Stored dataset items
○ ○ ○

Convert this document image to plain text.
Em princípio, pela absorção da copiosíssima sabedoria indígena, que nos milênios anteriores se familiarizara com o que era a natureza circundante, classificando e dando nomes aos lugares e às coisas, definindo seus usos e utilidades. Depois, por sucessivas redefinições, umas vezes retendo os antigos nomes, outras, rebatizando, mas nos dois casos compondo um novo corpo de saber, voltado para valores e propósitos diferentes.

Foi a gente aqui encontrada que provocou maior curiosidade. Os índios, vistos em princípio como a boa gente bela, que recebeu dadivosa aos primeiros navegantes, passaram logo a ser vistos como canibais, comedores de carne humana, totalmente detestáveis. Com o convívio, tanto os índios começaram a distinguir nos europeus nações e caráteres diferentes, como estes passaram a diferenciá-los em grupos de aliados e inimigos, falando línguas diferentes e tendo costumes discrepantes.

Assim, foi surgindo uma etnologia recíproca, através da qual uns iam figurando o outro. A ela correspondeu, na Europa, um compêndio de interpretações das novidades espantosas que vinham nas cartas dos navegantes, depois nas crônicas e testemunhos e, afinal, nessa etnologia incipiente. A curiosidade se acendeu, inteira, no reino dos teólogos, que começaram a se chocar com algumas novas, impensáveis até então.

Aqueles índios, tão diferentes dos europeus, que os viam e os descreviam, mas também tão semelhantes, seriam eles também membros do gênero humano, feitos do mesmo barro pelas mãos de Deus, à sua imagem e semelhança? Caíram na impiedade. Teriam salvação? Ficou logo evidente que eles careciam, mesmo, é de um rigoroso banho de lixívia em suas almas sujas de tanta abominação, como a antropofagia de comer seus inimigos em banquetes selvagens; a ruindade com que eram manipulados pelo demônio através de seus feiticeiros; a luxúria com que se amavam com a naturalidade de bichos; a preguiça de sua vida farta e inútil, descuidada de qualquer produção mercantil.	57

○ ○ ○

** Work to do **
Every entry must be quoted exactly as it appears above.

** Exercise result **
Convert this document image to plain text.
Em princípio, pela absorção da copiosíssima sabedoria indígena, que nos milênios anteriores se familiarizara com o que era a natureza circundante, classificando e dando nomes aos lugares e às coisas, definindo seus usos e utilidades. Depois, por sucessivas redefinições, umas vezes retendo os antigos nomes, outras, rebatizando, mas nos dois casos compondo um novo corpo de saber, voltado para valores e propósitos diferentes.

Foi a gente aqui encontrada que provocou maior curiosidade. Os índios, vistos em princípio como a boa gente bela, que recebeu dadivosa aos primeiros navegantes, passaram logo a ser vistos como canibais, comedores de carne humana, totalmente detestáveis. Com o convívio, tanto os índios começaram a distinguir nos europeus nações e caráteres diferentes, como estes passaram a diferenciá-los em grupos de aliados e inimigos, falando línguas diferentes e tendo costumes discrepantes.

Assim, foi surgindo uma etnologia recíproca, através da qual uns iam figurando o outro. A ela correspondeu, na Europa, um compêndio de interpretações das novidades espantosas que vinham nas cartas dos navegantes, depois nas crônicas e testemunhos e, afinal, nessa etnologia incipiente. A curiosidade se acendeu, inteira, no reino dos teólogos, que começaram a se chocar com algumas novas, impensáveis até então.

Aqueles índios, tão diferentes dos europeus, que os viam e os descreviam, mas também tão semelhantes, seriam eles também membros do gênero humano, feitos do mesmo barro pelas mãos de Deus, à sua imagem e semelhança? Caíram na impiedade. Teriam salvação? Ficou logo evidente que eles careciam, mesmo, é de um rigoroso banho de lixívia em suas almas sujas de tanta abominação, como a antropofagia de comer seus inimigos em banquetes selvagens; a ruindade com que eram manipulados pelo demônio através de seus feiticeiros; a luxúria com que se amavam com a naturalidade de bichos; a preguiça de sua vida farta e inútil, descuidada de qualquer produção mercantil.	57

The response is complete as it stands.